[Collection entries]
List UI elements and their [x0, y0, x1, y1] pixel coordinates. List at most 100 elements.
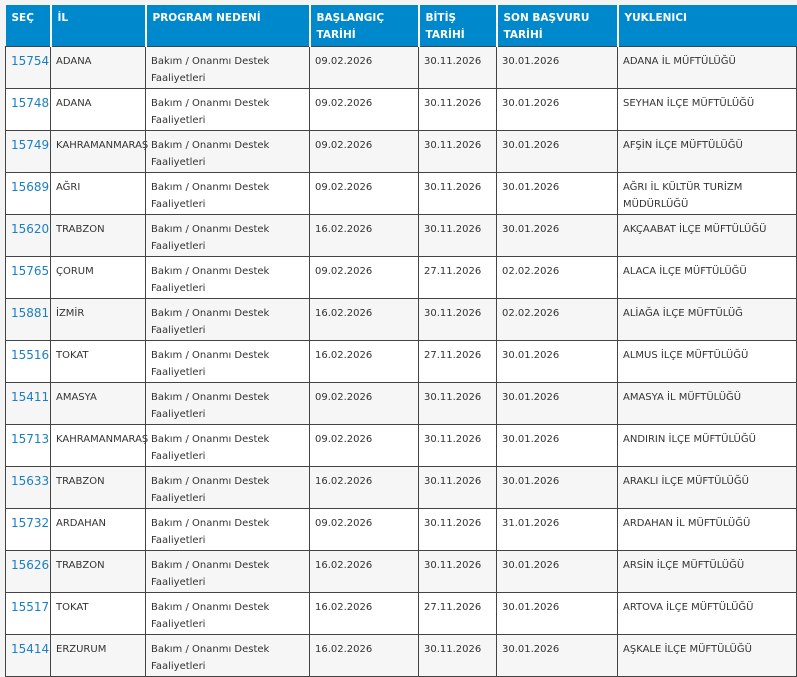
- select-link[interactable]: 15748: [11, 96, 50, 110]
- select-link[interactable]: 15732: [11, 516, 50, 530]
- select-link[interactable]: 15881: [11, 306, 50, 320]
- cell-baslangic-tarihi: 09.02.2026: [309, 46, 419, 89]
- select-link[interactable]: 15749: [11, 138, 50, 152]
- cell-son-basvuru-tarihi: 02.02.2026: [496, 256, 618, 299]
- cell-bitis-tarihi: 30.11.2026: [418, 424, 497, 467]
- table-row: 15732 ARDAHAN Bakım / Onanmı Destek Faaliy…: [5, 508, 797, 551]
- cell-yuklenici: ARSİN İLÇE MÜFTÜLÜĞÜ: [617, 550, 797, 593]
- cell-yuklenici: ARDAHAN İL MÜFTÜLÜĞÜ: [617, 508, 797, 551]
- cell-il: İZMİR: [50, 298, 146, 341]
- cell-yuklenici: ARTOVA İLÇE MÜFTÜLÜĞÜ: [617, 592, 797, 635]
- cell-program-nedeni: Bakım / Onanmı Destek Faaliyetleri: [145, 592, 310, 635]
- cell-program-nedeni: Bakım / Onanmı Destek Faaliyetleri: [145, 46, 310, 89]
- select-link[interactable]: 15516: [11, 348, 50, 362]
- cell-bitis-tarihi: 30.11.2026: [418, 466, 497, 509]
- cell-yuklenici: ARAKLI İLÇE MÜFTÜLÜĞÜ: [617, 466, 797, 509]
- cell-il: ÇORUM: [50, 256, 146, 299]
- cell-baslangic-tarihi: 16.02.2026: [309, 340, 419, 383]
- table-row: 15517 TOKAT Bakım / Onanmı Destek Faaliyet…: [5, 592, 797, 635]
- cell-program-nedeni: Bakım / Onanmı Destek Faaliyetleri: [145, 466, 310, 509]
- table-row: 15765 ÇORUM Bakım / Onanmı Destek Faaliyet…: [5, 256, 797, 299]
- table-row: 15414 ERZURUM Bakım / Onanmı Destek Faaliy…: [5, 634, 797, 677]
- cell-il: AMASYA: [50, 382, 146, 425]
- cell-program-nedeni: Bakım / Onanmı Destek Faaliyetleri: [145, 214, 310, 257]
- cell-yuklenici: AĞRI İL KÜLTÜR TURİZM MÜDÜRLÜĞÜ: [617, 172, 797, 215]
- cell-il: TOKAT: [50, 592, 146, 635]
- select-link[interactable]: 15414: [11, 642, 50, 656]
- cell-yuklenici: AKÇAABAT İLÇE MÜFTÜLÜĞÜ: [617, 214, 797, 257]
- cell-baslangic-tarihi: 16.02.2026: [309, 592, 419, 635]
- cell-yuklenici: SEYHAN İLÇE MÜFTÜLÜĞÜ: [617, 88, 797, 131]
- cell-bitis-tarihi: 30.11.2026: [418, 46, 497, 89]
- column-header-son-basvuru-tarihi: SON BAŞVURU TARİHİ: [495, 5, 618, 47]
- cell-son-basvuru-tarihi: 30.01.2026: [496, 382, 618, 425]
- select-link[interactable]: 15765: [11, 264, 50, 278]
- cell-program-nedeni: Bakım / Onanmı Destek Faaliyetleri: [145, 340, 310, 383]
- column-header-baslangic-tarihi: BAŞLANGIÇ TARİHİ: [308, 5, 419, 47]
- cell-sec: 15626: [5, 550, 51, 593]
- cell-yuklenici: AFŞİN İLÇE MÜFTÜLÜĞÜ: [617, 130, 797, 173]
- table-row: 15620 TRABZON Bakım / Onanmı Destek Faaliy…: [5, 214, 797, 257]
- cell-sec: 15748: [5, 88, 51, 131]
- cell-baslangic-tarihi: 09.02.2026: [309, 424, 419, 467]
- cell-sec: 15517: [5, 592, 51, 635]
- cell-program-nedeni: Bakım / Onanmı Destek Faaliyetleri: [145, 424, 310, 467]
- select-link[interactable]: 15754: [11, 54, 50, 68]
- cell-program-nedeni: Bakım / Onanmı Destek Faaliyetleri: [145, 256, 310, 299]
- cell-baslangic-tarihi: 16.02.2026: [309, 214, 419, 257]
- table-row: 15633 TRABZON Bakım / Onanmı Destek Faaliy…: [5, 466, 797, 509]
- cell-bitis-tarihi: 30.11.2026: [418, 382, 497, 425]
- cell-yuklenici: ANDIRIN İLÇE MÜFTÜLÜĞÜ: [617, 424, 797, 467]
- table-row: 15689 AĞRI Bakım / Onanmı Destek Faaliyetl…: [5, 172, 797, 215]
- cell-baslangic-tarihi: 09.02.2026: [309, 88, 419, 131]
- select-link[interactable]: 15689: [11, 180, 50, 194]
- table-row: 15749 KAHRAMANMARAŞ Bakım / Onanmı Destek …: [5, 130, 797, 173]
- cell-son-basvuru-tarihi: 30.01.2026: [496, 214, 618, 257]
- cell-baslangic-tarihi: 09.02.2026: [309, 382, 419, 425]
- cell-son-basvuru-tarihi: 30.01.2026: [496, 592, 618, 635]
- cell-son-basvuru-tarihi: 30.01.2026: [496, 550, 618, 593]
- cell-program-nedeni: Bakım / Onanmı Destek Faaliyetleri: [145, 88, 310, 131]
- cell-bitis-tarihi: 30.11.2026: [418, 172, 497, 215]
- cell-il: TOKAT: [50, 340, 146, 383]
- cell-il: ARDAHAN: [50, 508, 146, 551]
- cell-program-nedeni: Bakım / Onanmı Destek Faaliyetleri: [145, 298, 310, 341]
- cell-il: ADANA: [50, 88, 146, 131]
- cell-bitis-tarihi: 30.11.2026: [418, 130, 497, 173]
- cell-sec: 15516: [5, 340, 51, 383]
- cell-sec: 15620: [5, 214, 51, 257]
- table-row: 15516 TOKAT Bakım / Onanmı Destek Faaliyet…: [5, 340, 797, 383]
- select-link[interactable]: 15713: [11, 432, 50, 446]
- cell-il: ERZURUM: [50, 634, 146, 677]
- cell-sec: 15414: [5, 634, 51, 677]
- select-link[interactable]: 15411: [11, 390, 50, 404]
- table-header-row: SEÇ İL PROGRAM NEDENİ BAŞLANGIÇ TARİHİ BİTİŞ…: [5, 5, 797, 47]
- cell-yuklenici: ALMUS İLÇE MÜFTÜLÜĞÜ: [617, 340, 797, 383]
- cell-sec: 15689: [5, 172, 51, 215]
- cell-il: TRABZON: [50, 214, 146, 257]
- select-link[interactable]: 15620: [11, 222, 50, 236]
- cell-bitis-tarihi: 27.11.2026: [418, 340, 497, 383]
- cell-baslangic-tarihi: 09.02.2026: [309, 508, 419, 551]
- cell-il: ADANA: [50, 46, 146, 89]
- cell-il: KAHRAMANMARAŞ: [50, 424, 148, 467]
- select-link[interactable]: 15633: [11, 474, 50, 488]
- cell-bitis-tarihi: 30.11.2026: [418, 88, 497, 131]
- table-row: 15713 KAHRAMANMARAŞ Bakım / Onanmı Destek …: [5, 424, 797, 467]
- cell-program-nedeni: Bakım / Onanmı Destek Faaliyetleri: [145, 130, 310, 173]
- cell-yuklenici: ALİAĞA İLÇE MÜFTÜLÜĞ: [617, 298, 797, 341]
- cell-yuklenici: ADANA İL MÜFTÜLÜĞÜ: [617, 46, 797, 89]
- cell-baslangic-tarihi: 16.02.2026: [309, 634, 419, 677]
- cell-son-basvuru-tarihi: 31.01.2026: [496, 508, 618, 551]
- cell-il: TRABZON: [50, 550, 146, 593]
- cell-il: AĞRI: [50, 172, 146, 215]
- cell-bitis-tarihi: 30.11.2026: [418, 298, 497, 341]
- cell-bitis-tarihi: 30.11.2026: [418, 634, 497, 677]
- cell-sec: 15765: [5, 256, 51, 299]
- cell-yuklenici: AMASYA İL MÜFTÜLÜĞÜ: [617, 382, 797, 425]
- cell-program-nedeni: Bakım / Onanmı Destek Faaliyetleri: [145, 550, 310, 593]
- cell-baslangic-tarihi: 16.02.2026: [309, 466, 419, 509]
- cell-son-basvuru-tarihi: 30.01.2026: [496, 46, 618, 89]
- select-link[interactable]: 15517: [11, 600, 50, 614]
- select-link[interactable]: 15626: [11, 558, 50, 572]
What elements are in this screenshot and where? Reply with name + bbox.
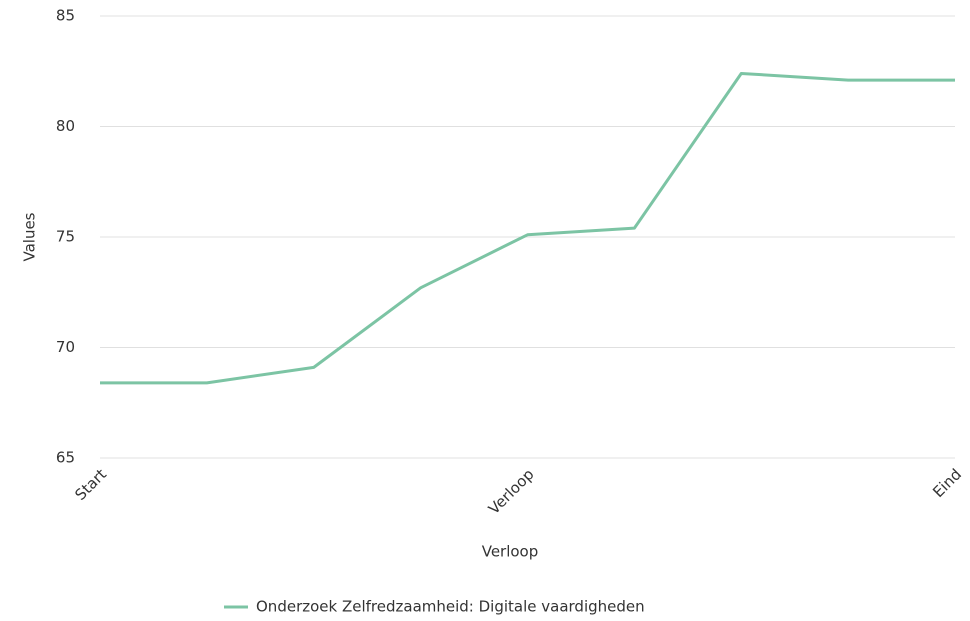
y-tick-label: 85 [56,7,75,25]
x-tick-label: Verloop [485,465,538,518]
y-tick-label: 65 [56,449,75,467]
y-tick-label: 75 [56,228,75,246]
y-tick-label: 70 [56,338,75,356]
x-tick-label: Eind [929,465,965,501]
legend-label: Onderzoek Zelfredzaamheid: Digitale vaar… [256,598,645,616]
y-tick-label: 80 [56,117,75,135]
series-line [100,71,955,385]
y-axis-title: Values [21,212,39,261]
x-tick-label: Start [71,465,110,504]
x-axis-title: Verloop [482,543,539,561]
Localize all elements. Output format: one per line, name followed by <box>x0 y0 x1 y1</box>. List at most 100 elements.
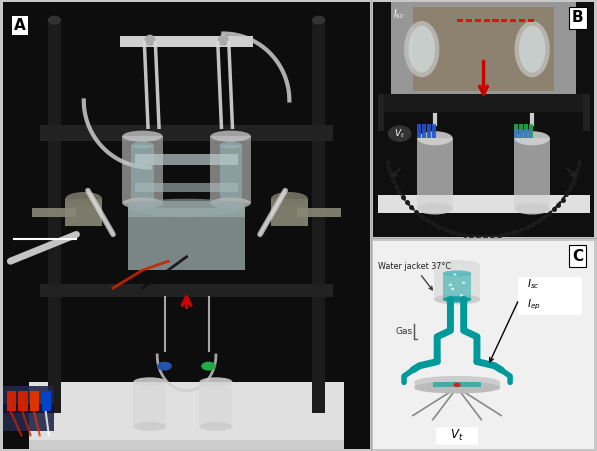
Text: $V_t$: $V_t$ <box>394 127 405 140</box>
Bar <box>135 183 238 192</box>
Bar <box>528 19 534 22</box>
Ellipse shape <box>417 203 453 215</box>
Bar <box>583 94 590 131</box>
Bar <box>297 207 341 216</box>
Ellipse shape <box>443 296 472 303</box>
Bar <box>135 154 238 165</box>
Bar <box>131 145 153 199</box>
Bar <box>312 20 325 413</box>
Text: $I_{sc}$: $I_{sc}$ <box>527 277 539 291</box>
Ellipse shape <box>435 295 479 304</box>
Ellipse shape <box>415 377 499 388</box>
Ellipse shape <box>122 198 163 209</box>
Ellipse shape <box>210 131 251 142</box>
Ellipse shape <box>454 382 461 387</box>
Text: $I_{ep}$: $I_{ep}$ <box>527 297 540 312</box>
Bar <box>42 391 51 411</box>
Ellipse shape <box>408 26 435 73</box>
Ellipse shape <box>312 16 325 24</box>
Bar <box>48 20 61 413</box>
Bar <box>493 19 498 22</box>
Ellipse shape <box>515 203 550 215</box>
Bar <box>501 19 507 22</box>
Bar <box>510 19 516 22</box>
Bar <box>377 194 590 213</box>
Bar <box>519 19 525 22</box>
Text: $V_t$: $V_t$ <box>450 428 464 443</box>
Ellipse shape <box>453 273 457 276</box>
Bar <box>427 124 431 138</box>
Bar <box>417 124 421 138</box>
Bar <box>519 277 581 314</box>
Bar <box>3 386 54 431</box>
Bar <box>515 129 532 138</box>
Bar <box>122 136 163 203</box>
Ellipse shape <box>415 382 499 393</box>
Ellipse shape <box>443 270 472 276</box>
Bar <box>377 94 384 131</box>
Ellipse shape <box>199 422 232 431</box>
Ellipse shape <box>451 288 454 290</box>
Text: $I_{sc}$: $I_{sc}$ <box>393 8 405 21</box>
Ellipse shape <box>210 198 251 209</box>
Bar <box>39 125 333 141</box>
Ellipse shape <box>515 131 550 145</box>
Bar <box>417 138 453 209</box>
Bar <box>519 124 524 138</box>
Bar <box>19 391 27 411</box>
Ellipse shape <box>66 192 102 205</box>
Bar <box>199 382 232 427</box>
Bar <box>515 124 518 138</box>
Ellipse shape <box>404 21 439 77</box>
Bar <box>66 199 102 226</box>
Ellipse shape <box>128 199 245 216</box>
Bar <box>29 382 344 449</box>
Bar <box>39 284 333 297</box>
Bar <box>3 404 54 413</box>
Bar <box>377 94 590 112</box>
Bar <box>435 265 479 299</box>
Bar <box>133 382 167 427</box>
Bar <box>271 199 307 226</box>
Ellipse shape <box>462 281 466 284</box>
Ellipse shape <box>218 35 229 46</box>
Ellipse shape <box>389 126 411 141</box>
Ellipse shape <box>133 422 167 431</box>
Ellipse shape <box>144 35 155 46</box>
Bar <box>433 382 481 387</box>
Bar <box>437 428 477 444</box>
Bar <box>524 124 528 138</box>
Bar <box>529 124 533 138</box>
Bar <box>466 19 472 22</box>
Text: C: C <box>572 249 583 263</box>
Ellipse shape <box>133 377 167 386</box>
Bar <box>128 201 245 216</box>
Text: A: A <box>14 18 26 33</box>
Ellipse shape <box>460 294 463 296</box>
Bar <box>391 2 576 96</box>
Bar <box>443 273 472 299</box>
Text: Gas: Gas <box>395 327 413 336</box>
Ellipse shape <box>131 142 153 148</box>
Bar <box>484 19 490 22</box>
Ellipse shape <box>199 377 232 386</box>
Ellipse shape <box>449 284 452 286</box>
Bar <box>7 391 16 411</box>
Bar <box>128 207 245 270</box>
Ellipse shape <box>201 362 216 371</box>
Bar <box>121 36 253 47</box>
Bar <box>210 136 251 203</box>
Ellipse shape <box>48 16 61 24</box>
Bar <box>515 138 550 209</box>
Bar <box>29 440 344 449</box>
Ellipse shape <box>220 142 242 148</box>
Bar <box>422 124 426 138</box>
Bar <box>30 391 39 411</box>
Bar <box>475 19 481 22</box>
Ellipse shape <box>271 192 307 205</box>
Ellipse shape <box>435 261 479 269</box>
Ellipse shape <box>515 21 550 77</box>
Bar <box>413 7 554 92</box>
Ellipse shape <box>417 131 453 145</box>
Bar <box>457 19 463 22</box>
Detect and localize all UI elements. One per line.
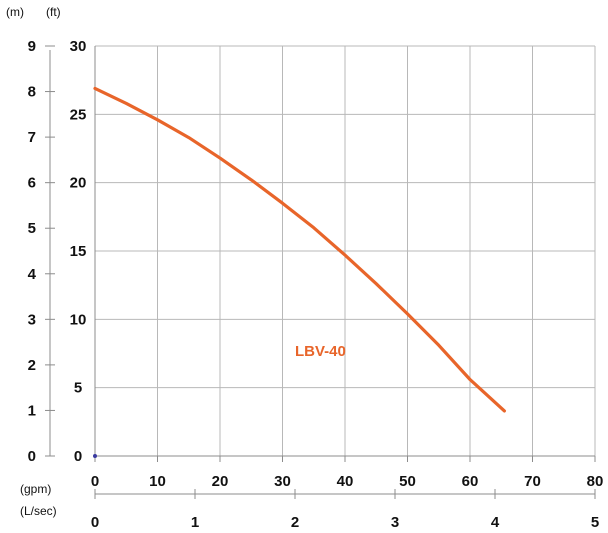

• _Task to carry out_:
Copy out the entries above word for word, from the line containing "y-tick-label: 85 [56,7,75,25]" through the line containing "Localize all elements.", both ends included.

• _Exercise result_:
y-tick-label: 85 [56,7,75,25]
x-tick-label: Verloop [485,465,538,518]
y-tick-label: 65 [56,449,75,467]
y-tick-label: 75 [56,228,75,246]
y-tick-label: 70 [56,338,75,356]
x-tick-label: Eind [929,465,965,501]
legend-label: Onderzoek Zelfredzaamheid: Digitale vaar… [256,598,645,616]
y-tick-label: 80 [56,117,75,135]
series-line [100,71,955,385]
y-axis-title: Values [21,212,39,261]
x-tick-label: Start [71,465,110,504]
x-axis-title: Verloop [482,543,539,561]
Localize all elements. Output format: one per line, name followed by <box>x0 y0 x1 y1</box>. List at most 100 elements.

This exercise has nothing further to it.